**WORK TO DO**
Make an exact copy of the records, with the pictures left out.

**INPUT RECORDS**
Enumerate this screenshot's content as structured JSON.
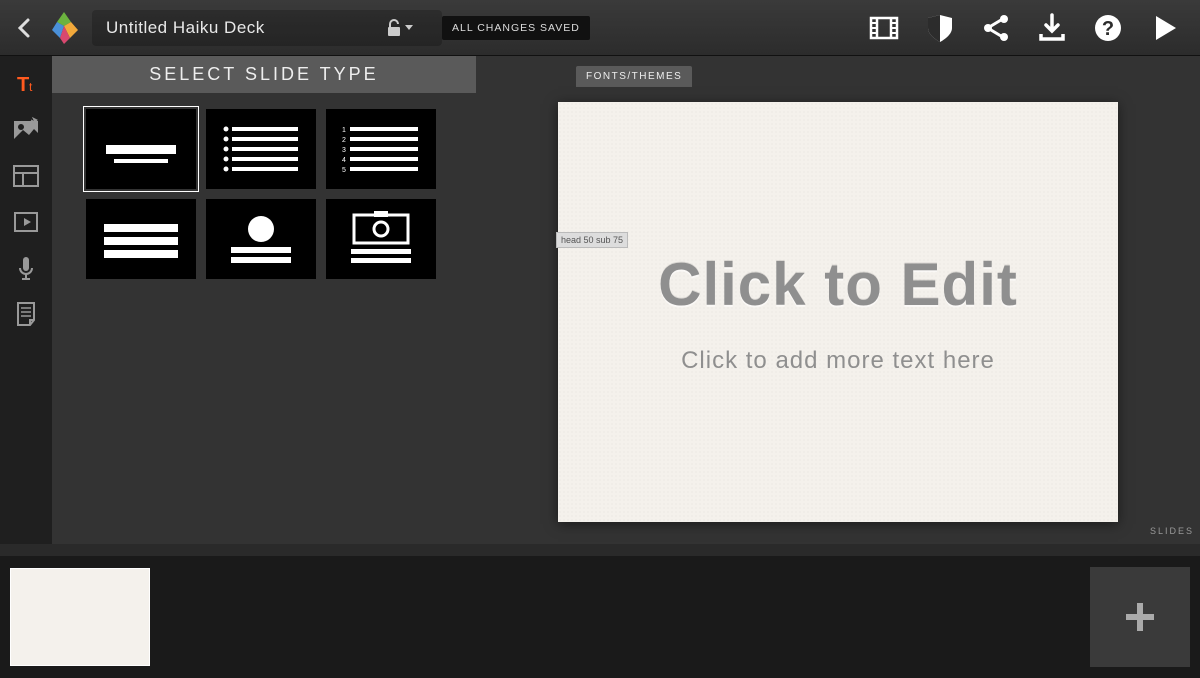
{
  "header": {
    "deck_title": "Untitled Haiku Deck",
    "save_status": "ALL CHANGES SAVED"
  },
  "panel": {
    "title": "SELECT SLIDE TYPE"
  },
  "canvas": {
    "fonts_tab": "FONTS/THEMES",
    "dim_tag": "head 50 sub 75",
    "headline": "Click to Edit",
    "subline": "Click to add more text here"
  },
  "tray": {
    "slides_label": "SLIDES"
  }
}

**RIGHT ANSWER**
Enumerate this screenshot's content as structured JSON.
{
  "header": {
    "deck_title": "Untitled Haiku Deck",
    "save_status": "ALL CHANGES SAVED"
  },
  "panel": {
    "title": "SELECT SLIDE TYPE"
  },
  "canvas": {
    "fonts_tab": "FONTS/THEMES",
    "dim_tag": "head 50 sub 75",
    "headline": "Click to Edit",
    "subline": "Click to add more text here"
  },
  "tray": {
    "slides_label": "SLIDES"
  }
}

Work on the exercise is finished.